(Stored data entries)
— begin —

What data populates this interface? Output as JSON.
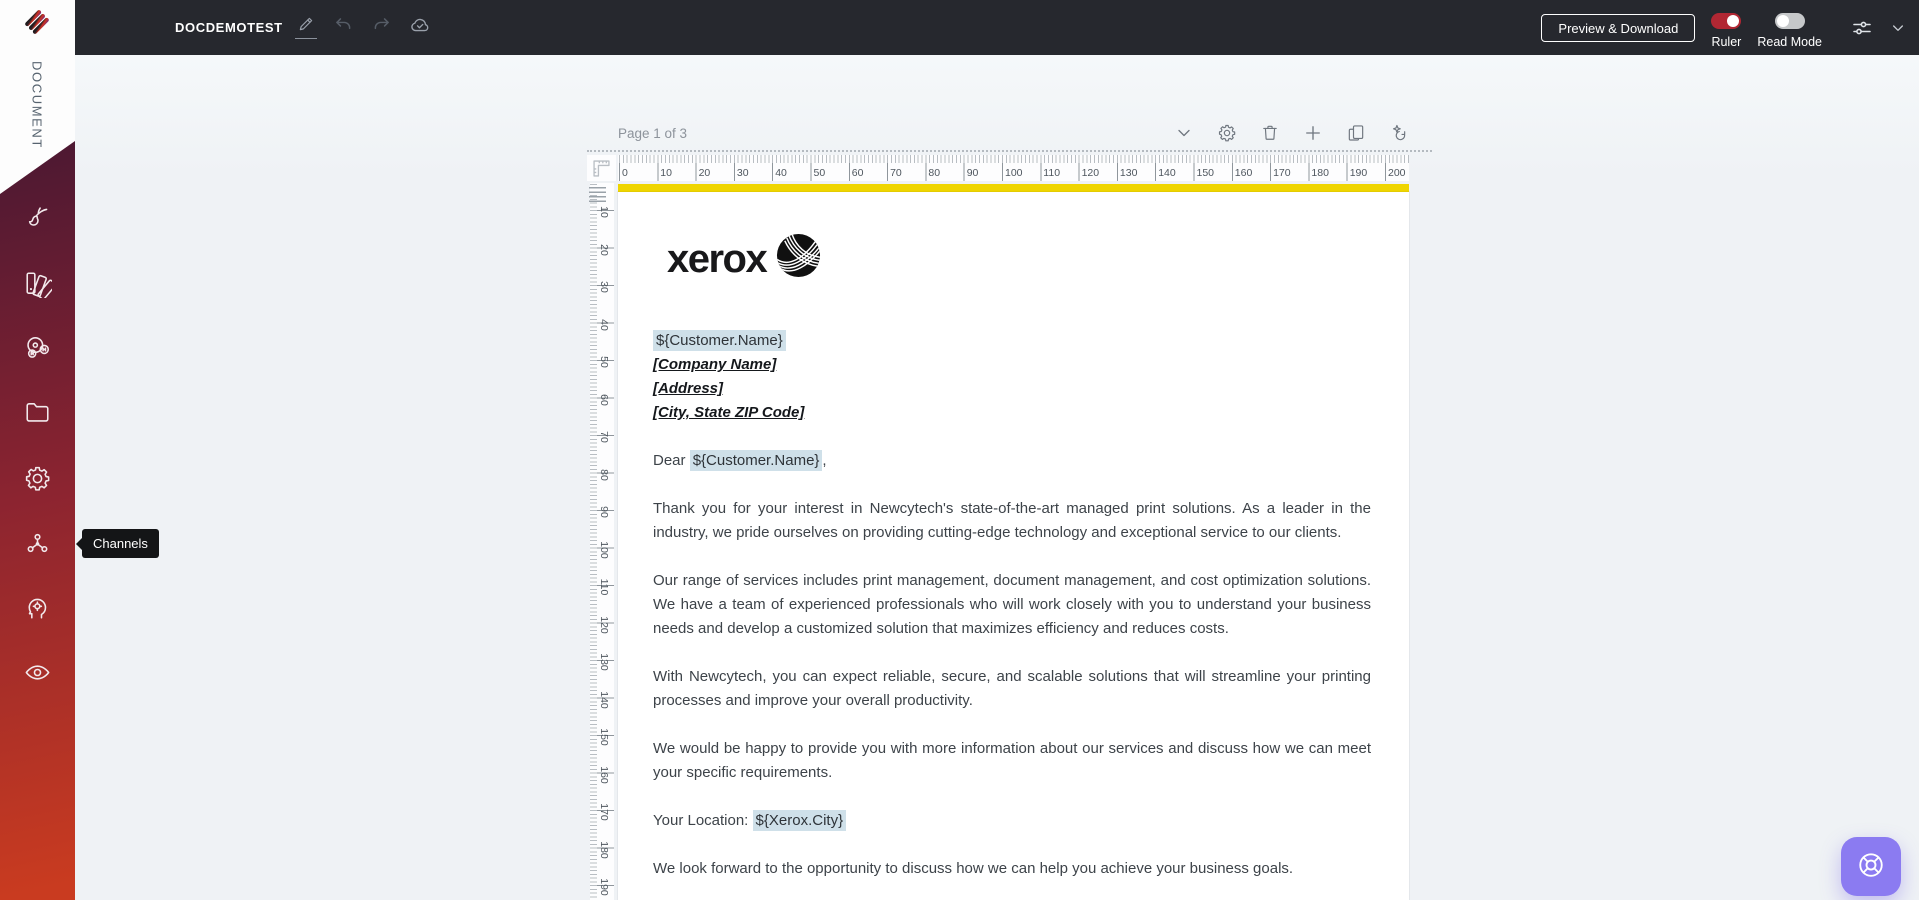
{
  "topbar": {
    "title": "DOCDEMOTEST",
    "preview_download_button": "Preview & Download",
    "ruler_toggle": {
      "label": "Ruler",
      "on": true
    },
    "read_mode_toggle": {
      "label": "Read Mode",
      "on": false
    }
  },
  "sidebar": {
    "section_label": "DOCUMENT",
    "tooltip_label": "Channels"
  },
  "canvas": {
    "page_indicator": "Page 1 of 3",
    "h_ruler_labels": [
      "0",
      "10",
      "20",
      "30",
      "40",
      "50",
      "60",
      "70",
      "80",
      "90",
      "100",
      "110",
      "120",
      "130",
      "140",
      "150",
      "160",
      "170",
      "180",
      "190",
      "200"
    ],
    "v_ruler_labels": [
      "10",
      "20",
      "30",
      "40",
      "50",
      "60",
      "70",
      "80",
      "90",
      "100",
      "110",
      "120",
      "130",
      "140",
      "150",
      "160",
      "170",
      "180",
      "190"
    ]
  },
  "document": {
    "logo_text": "xerox",
    "recipient_variable": "${Customer.Name}",
    "recipient_lines": [
      "[Company Name]",
      "[Address]",
      "[City, State ZIP Code]"
    ],
    "salutation": {
      "prefix": "Dear ",
      "variable": "${Customer.Name}",
      "suffix": ","
    },
    "paragraphs": [
      "Thank you for your interest in Newcytech's state-of-the-art managed print solutions. As a leader in the industry, we pride ourselves on providing cutting-edge technology and exceptional service to our clients.",
      "Our range of services includes print management, document management, and cost optimization solutions. We have a team of experienced professionals who will work closely with you to understand your business needs and develop a customized solution that maximizes efficiency and reduces costs.",
      "With Newcytech, you can expect reliable, secure, and scalable solutions that will streamline your printing processes and improve your overall productivity.",
      "We would be happy to provide you with more information about our services and discuss how we can meet your specific requirements."
    ],
    "location": {
      "label": "Your Location: ",
      "variable": "${Xerox.City}"
    },
    "clipped_line": "We look forward to the opportunity to discuss how we can help you achieve your business goals."
  },
  "colors": {
    "topbar_bg": "#26282e",
    "toggle_on_red": "#b12733",
    "sidebar_gradient_top": "#451733",
    "sidebar_gradient_bottom": "#c93b20",
    "page_strip_yellow": "#efd500",
    "variable_highlight": "#cfe0e9",
    "help_button_purple": "#8b7bf1"
  }
}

— end —

- _Requirement_: Pull out every line of the records above that contains the word "will".

- _Full response_:
      "Our range of services includes print management, document management, and cost optimization solutions. We have a team of experienced professionals who will work closely with you to understand your business needs and develop a customized solution that maximizes efficiency and reduces costs.",
      "With Newcytech, you can expect reliable, secure, and scalable solutions that will streamline your printing processes and improve your overall productivity.",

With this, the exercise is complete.